MATERIAL SUPPLIED:

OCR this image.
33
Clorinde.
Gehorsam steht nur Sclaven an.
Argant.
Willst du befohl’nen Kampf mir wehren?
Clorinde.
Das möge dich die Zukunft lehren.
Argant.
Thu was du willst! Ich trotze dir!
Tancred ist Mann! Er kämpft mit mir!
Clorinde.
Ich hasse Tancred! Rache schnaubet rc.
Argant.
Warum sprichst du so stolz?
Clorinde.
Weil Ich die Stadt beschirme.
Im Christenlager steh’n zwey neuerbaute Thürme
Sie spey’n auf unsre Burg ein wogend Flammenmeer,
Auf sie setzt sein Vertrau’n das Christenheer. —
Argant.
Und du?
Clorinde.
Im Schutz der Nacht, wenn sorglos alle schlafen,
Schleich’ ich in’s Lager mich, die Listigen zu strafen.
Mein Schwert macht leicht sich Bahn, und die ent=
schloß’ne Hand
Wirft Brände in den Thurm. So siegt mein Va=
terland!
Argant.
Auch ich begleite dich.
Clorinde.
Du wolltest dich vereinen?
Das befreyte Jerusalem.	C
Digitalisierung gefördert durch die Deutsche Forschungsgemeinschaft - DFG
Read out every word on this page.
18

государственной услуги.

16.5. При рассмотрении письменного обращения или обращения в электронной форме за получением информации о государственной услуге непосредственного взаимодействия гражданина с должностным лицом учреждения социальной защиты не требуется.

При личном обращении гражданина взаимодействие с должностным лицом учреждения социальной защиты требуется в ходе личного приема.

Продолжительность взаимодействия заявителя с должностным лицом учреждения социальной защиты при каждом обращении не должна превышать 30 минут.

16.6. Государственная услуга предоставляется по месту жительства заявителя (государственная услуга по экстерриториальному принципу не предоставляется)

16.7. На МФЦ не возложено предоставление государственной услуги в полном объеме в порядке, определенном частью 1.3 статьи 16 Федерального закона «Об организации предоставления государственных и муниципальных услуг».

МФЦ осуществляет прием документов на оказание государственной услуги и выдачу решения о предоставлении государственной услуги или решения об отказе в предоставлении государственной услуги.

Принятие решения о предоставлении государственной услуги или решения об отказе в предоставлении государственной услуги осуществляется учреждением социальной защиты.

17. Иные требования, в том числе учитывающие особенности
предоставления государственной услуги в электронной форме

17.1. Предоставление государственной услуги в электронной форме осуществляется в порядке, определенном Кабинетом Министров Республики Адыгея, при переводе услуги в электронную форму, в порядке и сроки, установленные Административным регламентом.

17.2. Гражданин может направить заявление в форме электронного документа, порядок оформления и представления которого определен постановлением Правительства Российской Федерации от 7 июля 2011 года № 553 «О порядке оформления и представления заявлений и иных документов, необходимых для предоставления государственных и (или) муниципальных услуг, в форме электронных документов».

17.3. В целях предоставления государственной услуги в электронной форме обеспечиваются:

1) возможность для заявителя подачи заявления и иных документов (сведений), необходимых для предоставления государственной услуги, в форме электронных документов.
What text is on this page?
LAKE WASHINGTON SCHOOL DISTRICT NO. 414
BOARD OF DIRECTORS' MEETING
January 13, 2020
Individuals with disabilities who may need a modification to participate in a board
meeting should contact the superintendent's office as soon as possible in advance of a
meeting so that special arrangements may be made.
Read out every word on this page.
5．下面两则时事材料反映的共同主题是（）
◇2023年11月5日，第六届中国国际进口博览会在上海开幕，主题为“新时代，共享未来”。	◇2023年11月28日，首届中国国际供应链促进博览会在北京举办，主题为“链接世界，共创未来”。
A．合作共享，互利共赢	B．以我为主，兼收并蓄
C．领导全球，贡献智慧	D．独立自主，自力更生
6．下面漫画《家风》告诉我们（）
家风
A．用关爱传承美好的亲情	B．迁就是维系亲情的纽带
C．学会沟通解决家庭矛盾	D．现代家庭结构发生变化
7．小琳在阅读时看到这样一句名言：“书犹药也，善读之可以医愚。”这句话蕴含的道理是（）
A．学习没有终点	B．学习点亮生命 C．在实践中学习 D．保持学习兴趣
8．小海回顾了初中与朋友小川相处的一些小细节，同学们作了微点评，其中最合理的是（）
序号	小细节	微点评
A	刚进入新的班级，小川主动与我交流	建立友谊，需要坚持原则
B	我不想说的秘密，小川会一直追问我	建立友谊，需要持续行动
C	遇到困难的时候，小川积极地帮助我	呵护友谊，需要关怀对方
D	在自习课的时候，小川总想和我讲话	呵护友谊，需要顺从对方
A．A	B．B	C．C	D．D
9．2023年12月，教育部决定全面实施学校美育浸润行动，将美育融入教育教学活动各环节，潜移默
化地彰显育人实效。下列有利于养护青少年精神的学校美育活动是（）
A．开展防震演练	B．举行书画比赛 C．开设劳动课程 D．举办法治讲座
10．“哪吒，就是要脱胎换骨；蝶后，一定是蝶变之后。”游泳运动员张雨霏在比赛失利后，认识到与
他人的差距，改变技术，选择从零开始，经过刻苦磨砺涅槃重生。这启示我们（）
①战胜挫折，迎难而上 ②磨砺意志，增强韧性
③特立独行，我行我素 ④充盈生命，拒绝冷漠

BRIEF: Check each line of the records above for the string "взаимодействия", and report every line that has it.

RESULT OF THIS EXERCISE:
16.5. При рассмотрении письменного обращения или обращения в электронной форме за получением информации о государственной услуге непосредственного взаимодействия гражданина с должностным лицом учреждения социальной защиты не требуется.
Продолжительность взаимодействия заявителя с должностным лицом учреждения социальной защиты при каждом обращении не должна превышать 30 минут.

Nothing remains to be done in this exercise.